▸ **What the task asks**: Report every line of the entries below that contains the word "Determine".

▸ **Given information**:
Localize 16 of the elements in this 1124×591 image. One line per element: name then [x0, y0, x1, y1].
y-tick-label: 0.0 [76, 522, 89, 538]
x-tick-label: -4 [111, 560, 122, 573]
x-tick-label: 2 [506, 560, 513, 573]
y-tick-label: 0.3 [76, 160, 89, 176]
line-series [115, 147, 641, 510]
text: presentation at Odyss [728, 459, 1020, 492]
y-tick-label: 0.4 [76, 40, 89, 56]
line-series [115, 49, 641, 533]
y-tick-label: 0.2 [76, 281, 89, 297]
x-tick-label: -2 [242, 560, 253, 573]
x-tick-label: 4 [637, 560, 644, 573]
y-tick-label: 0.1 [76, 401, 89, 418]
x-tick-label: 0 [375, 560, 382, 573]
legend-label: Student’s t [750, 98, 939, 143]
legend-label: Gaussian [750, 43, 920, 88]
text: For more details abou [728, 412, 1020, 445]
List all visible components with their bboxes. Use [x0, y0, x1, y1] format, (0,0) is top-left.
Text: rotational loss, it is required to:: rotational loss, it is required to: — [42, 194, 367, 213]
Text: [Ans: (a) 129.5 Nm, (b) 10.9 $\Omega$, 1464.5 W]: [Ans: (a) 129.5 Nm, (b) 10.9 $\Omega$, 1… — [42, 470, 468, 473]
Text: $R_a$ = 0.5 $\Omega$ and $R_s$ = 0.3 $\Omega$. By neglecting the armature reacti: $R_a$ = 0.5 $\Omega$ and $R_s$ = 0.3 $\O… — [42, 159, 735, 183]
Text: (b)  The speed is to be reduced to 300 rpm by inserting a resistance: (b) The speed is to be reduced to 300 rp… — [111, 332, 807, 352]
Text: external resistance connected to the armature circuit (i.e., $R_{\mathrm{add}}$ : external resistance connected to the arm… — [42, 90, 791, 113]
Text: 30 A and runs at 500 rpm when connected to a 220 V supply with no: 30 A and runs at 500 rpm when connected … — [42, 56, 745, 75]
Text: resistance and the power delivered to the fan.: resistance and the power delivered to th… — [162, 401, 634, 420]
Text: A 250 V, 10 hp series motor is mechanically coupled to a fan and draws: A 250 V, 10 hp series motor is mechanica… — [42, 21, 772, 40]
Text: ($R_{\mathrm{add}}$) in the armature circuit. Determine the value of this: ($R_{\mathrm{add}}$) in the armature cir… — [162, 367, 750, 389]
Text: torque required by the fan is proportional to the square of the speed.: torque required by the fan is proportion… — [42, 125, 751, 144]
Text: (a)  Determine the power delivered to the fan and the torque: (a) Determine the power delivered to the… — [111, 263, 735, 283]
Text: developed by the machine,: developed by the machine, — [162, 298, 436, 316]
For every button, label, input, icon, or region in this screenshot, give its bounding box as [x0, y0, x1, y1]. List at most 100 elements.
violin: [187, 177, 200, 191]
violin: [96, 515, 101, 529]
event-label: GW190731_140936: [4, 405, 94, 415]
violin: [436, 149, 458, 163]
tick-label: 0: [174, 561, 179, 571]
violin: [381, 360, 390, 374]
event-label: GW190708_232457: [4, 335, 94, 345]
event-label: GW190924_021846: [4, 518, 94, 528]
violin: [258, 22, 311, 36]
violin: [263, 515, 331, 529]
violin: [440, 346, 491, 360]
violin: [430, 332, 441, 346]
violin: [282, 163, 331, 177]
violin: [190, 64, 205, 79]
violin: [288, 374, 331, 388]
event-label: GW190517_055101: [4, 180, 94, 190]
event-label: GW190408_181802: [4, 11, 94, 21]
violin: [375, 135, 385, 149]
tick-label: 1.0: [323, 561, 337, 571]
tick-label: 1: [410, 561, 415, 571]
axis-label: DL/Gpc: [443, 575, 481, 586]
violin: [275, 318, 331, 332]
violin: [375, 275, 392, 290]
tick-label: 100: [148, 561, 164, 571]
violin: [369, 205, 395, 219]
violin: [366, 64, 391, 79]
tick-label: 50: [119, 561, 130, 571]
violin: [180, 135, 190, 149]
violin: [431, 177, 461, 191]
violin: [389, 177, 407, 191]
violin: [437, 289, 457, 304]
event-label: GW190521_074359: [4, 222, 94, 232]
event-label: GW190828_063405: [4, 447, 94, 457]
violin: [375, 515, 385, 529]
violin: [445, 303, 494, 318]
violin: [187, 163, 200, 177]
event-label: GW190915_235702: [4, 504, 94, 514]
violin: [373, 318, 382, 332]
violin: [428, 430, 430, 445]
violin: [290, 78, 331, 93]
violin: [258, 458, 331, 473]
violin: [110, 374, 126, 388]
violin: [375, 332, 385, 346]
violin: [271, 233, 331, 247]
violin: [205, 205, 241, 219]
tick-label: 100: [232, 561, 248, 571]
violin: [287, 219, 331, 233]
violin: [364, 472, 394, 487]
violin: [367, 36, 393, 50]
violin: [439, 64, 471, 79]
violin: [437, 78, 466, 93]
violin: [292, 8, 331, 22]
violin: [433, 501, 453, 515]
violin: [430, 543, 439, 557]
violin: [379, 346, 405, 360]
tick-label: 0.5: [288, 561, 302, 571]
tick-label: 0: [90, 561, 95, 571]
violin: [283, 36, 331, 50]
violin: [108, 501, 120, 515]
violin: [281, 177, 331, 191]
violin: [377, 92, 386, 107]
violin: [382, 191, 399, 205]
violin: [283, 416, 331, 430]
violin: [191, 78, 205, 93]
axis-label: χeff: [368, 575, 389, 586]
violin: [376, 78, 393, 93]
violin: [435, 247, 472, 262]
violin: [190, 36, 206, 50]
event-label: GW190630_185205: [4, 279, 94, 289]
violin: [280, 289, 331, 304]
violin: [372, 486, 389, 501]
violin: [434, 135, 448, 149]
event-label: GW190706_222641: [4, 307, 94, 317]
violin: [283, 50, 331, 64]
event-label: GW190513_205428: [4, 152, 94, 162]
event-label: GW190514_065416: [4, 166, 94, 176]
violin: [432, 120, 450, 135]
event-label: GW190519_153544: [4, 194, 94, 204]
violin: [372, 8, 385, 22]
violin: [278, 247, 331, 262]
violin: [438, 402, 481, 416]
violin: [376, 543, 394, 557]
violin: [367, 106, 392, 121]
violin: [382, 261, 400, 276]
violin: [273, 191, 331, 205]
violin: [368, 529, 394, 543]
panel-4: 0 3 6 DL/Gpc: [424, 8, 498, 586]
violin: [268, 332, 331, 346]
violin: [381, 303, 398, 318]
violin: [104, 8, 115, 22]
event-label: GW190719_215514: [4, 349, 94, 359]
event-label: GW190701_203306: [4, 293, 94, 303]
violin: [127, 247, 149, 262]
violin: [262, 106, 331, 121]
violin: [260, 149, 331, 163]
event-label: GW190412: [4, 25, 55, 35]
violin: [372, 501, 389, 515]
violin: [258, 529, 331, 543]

▸ **Reply**:
Text: ($R_{\mathrm{add}}$) in the armature circuit. Determine the value of this: ($R_{\mathrm{add}}$) in the armature cir… — [162, 367, 750, 389]
Text: (a)  Determine the power delivered to the fan and the torque: (a) Determine the power delivered to the… — [111, 263, 735, 283]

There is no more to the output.